------ Data lines
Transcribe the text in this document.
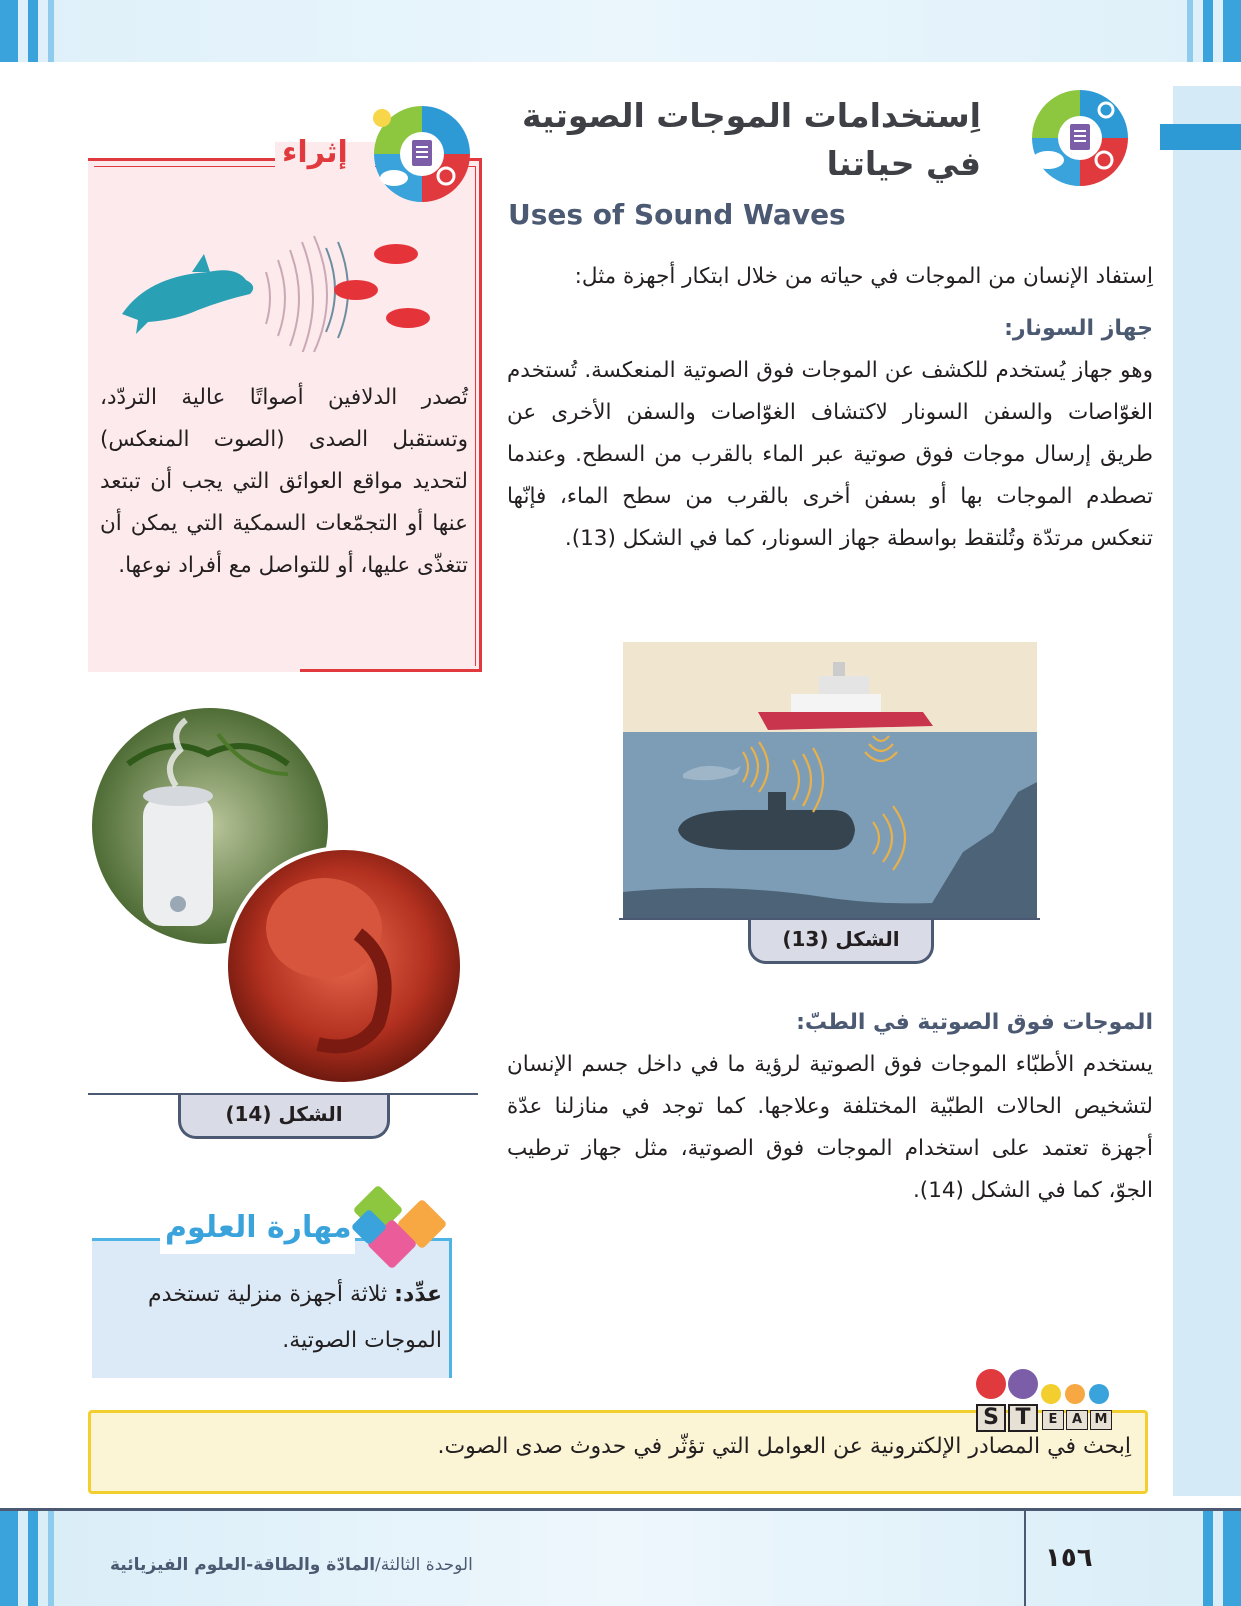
اِستخدامات الموجات الصوتية في حياتنا
Uses of Sound Waves
اِستفاد الإنسان من الموجات في حياته من خلال ابتكار أجهزة مثل:
جهاز السونار:
وهو جهاز يُستخدم للكشف عن الموجات فوق الصوتية المنعكسة. تُستخدم الغوّاصات والسفن السونار لاكتشاف الغوّاصات والسفن الأخرى عن طريق إرسال موجات فوق صوتية عبر الماء بالقرب من السطح. وعندما تصطدم الموجات بها أو بسفن أخرى بالقرب من سطح الماء، فإنّها تنعكس مرتدّة وتُلتقط بواسطة جهاز السونار، كما في الشكل (13).
الشكل (13)
الموجات فوق الصوتية في الطبّ:
يستخدم الأطبّاء الموجات فوق الصوتية لرؤية ما في داخل جسم الإنسان لتشخيص الحالات الطبّية المختلفة وعلاجها. كما توجد في منازلنا عدّة أجهزة تعتمد على استخدام الموجات فوق الصوتية، مثل جهاز ترطيب الجوّ، كما في الشكل (14).
إثراء
تُصدر الدلافين أصواتًا عالية التردّد، وتستقبل الصدى (الصوت المنعكس) لتحديد مواقع العوائق التي يجب أن تبتعد عنها أو التجمّعات السمكية التي يمكن أن تتغذّى عليها، أو للتواصل مع أفراد نوعها.
الشكل (14)
مهارة العلوم
عدِّد: ثلاثة أجهزة منزلية تستخدم الموجات الصوتية.
S T	E	A M
اِبحث في المصادر الإلكترونية عن العوامل التي تؤثّر في حدوث صدى الصوت.
الوحدة الثالثة/المادّة والطاقة-العلوم الفيزيائية	١٥٦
------------
Tally the lines of the preceding listing in which the word "أجهزة" appears; state nothing but the total.

Output of the task => 3